Copy all lines holding the word "Guijo" from the entries.

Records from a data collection
--*--
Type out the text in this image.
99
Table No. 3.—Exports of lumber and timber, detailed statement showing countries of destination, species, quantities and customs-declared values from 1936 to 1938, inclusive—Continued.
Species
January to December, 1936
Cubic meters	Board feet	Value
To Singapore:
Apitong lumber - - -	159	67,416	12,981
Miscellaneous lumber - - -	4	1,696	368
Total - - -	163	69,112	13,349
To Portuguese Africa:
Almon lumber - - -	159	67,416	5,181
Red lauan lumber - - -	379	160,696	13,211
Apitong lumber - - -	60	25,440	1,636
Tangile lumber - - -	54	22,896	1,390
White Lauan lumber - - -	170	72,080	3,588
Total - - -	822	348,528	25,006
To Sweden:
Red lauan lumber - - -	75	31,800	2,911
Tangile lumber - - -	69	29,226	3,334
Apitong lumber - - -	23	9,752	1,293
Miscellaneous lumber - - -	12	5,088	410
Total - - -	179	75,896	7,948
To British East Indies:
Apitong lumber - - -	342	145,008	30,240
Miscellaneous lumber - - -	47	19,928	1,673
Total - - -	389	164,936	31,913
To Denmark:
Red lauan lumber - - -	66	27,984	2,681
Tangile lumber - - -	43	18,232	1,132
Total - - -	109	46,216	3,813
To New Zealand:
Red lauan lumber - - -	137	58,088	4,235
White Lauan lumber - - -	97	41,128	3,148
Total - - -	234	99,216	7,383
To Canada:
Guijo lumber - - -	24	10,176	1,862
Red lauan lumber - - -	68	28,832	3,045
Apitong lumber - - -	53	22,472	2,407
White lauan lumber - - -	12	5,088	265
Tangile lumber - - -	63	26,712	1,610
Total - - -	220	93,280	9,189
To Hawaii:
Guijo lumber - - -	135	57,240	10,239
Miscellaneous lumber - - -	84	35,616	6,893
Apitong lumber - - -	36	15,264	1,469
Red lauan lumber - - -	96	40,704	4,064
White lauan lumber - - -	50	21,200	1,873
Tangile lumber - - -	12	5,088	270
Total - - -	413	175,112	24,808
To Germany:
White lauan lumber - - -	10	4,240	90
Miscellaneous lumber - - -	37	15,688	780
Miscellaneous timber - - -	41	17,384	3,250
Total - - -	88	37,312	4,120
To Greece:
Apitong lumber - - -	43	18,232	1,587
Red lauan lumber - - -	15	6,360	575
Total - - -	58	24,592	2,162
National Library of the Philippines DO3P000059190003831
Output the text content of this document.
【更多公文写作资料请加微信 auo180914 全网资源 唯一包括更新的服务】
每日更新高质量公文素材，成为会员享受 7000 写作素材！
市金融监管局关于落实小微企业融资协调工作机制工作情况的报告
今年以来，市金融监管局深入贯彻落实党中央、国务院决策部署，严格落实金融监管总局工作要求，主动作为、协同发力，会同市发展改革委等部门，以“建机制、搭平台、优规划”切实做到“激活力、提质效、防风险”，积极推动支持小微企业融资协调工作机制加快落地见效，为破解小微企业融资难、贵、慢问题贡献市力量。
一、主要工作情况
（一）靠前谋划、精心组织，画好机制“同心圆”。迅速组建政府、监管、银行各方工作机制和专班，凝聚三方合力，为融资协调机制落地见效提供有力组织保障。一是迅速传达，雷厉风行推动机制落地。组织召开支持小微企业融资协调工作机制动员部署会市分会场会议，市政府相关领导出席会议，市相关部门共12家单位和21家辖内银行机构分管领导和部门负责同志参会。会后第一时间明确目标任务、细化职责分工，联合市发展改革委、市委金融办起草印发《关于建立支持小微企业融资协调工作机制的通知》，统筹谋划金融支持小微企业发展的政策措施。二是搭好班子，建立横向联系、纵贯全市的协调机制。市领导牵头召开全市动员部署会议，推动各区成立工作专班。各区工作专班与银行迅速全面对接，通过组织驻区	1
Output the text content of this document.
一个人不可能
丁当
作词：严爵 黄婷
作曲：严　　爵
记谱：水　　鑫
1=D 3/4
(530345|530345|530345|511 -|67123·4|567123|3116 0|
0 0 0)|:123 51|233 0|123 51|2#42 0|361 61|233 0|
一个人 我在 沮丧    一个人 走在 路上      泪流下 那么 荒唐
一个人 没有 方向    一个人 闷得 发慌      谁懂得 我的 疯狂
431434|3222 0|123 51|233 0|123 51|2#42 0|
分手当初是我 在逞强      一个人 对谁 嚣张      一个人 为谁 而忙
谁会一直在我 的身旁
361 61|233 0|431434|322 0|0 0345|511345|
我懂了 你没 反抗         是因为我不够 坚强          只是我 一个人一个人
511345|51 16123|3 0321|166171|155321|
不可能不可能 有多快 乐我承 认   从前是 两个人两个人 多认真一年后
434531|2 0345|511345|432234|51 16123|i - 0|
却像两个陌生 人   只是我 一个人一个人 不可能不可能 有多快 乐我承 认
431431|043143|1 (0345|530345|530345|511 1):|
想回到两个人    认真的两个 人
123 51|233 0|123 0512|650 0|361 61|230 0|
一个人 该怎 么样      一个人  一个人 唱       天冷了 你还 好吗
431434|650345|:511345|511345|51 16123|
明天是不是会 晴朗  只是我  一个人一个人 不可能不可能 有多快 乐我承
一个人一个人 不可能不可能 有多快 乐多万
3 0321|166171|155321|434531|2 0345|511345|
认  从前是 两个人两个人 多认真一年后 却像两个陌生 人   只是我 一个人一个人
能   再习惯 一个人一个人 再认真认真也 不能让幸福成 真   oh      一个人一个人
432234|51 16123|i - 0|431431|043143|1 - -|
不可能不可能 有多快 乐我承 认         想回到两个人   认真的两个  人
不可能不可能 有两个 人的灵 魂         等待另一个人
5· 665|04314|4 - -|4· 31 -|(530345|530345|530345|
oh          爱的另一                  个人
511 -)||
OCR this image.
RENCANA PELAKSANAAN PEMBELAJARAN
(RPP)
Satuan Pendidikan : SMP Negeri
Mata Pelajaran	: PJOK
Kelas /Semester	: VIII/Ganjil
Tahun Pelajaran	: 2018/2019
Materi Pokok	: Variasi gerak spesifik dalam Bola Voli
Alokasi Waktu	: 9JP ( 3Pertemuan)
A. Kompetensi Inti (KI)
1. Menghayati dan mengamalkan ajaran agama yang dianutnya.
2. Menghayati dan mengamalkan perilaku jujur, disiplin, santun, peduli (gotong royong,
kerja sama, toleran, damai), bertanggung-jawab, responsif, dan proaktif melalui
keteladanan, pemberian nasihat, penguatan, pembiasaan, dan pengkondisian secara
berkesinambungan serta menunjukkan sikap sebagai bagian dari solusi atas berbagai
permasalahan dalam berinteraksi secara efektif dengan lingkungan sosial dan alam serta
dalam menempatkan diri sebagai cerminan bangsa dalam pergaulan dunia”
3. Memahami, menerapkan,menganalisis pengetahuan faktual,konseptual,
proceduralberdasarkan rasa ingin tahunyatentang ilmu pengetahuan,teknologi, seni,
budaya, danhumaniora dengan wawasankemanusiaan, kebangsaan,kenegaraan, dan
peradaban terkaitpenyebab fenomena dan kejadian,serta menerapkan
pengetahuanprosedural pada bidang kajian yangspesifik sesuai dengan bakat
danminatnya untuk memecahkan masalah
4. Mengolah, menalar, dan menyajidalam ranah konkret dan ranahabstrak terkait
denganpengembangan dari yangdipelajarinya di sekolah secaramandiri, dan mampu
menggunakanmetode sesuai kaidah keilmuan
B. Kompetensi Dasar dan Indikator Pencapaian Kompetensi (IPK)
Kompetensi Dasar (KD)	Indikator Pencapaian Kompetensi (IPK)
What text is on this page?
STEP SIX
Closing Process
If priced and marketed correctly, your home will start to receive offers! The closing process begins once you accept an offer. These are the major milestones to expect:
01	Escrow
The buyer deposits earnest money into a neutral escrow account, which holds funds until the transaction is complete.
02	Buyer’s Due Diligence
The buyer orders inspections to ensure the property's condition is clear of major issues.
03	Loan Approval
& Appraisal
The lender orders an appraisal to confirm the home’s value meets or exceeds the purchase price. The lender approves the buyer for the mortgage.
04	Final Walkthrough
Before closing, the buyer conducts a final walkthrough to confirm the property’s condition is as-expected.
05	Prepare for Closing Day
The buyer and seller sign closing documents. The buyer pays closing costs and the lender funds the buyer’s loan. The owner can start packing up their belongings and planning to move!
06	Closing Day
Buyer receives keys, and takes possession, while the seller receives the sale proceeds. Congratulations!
--*--
[WRITTEN SOLUTION]
Guijo lumber - - -	24	10,176	1,862
Guijo lumber - - -	135	57,240	10,239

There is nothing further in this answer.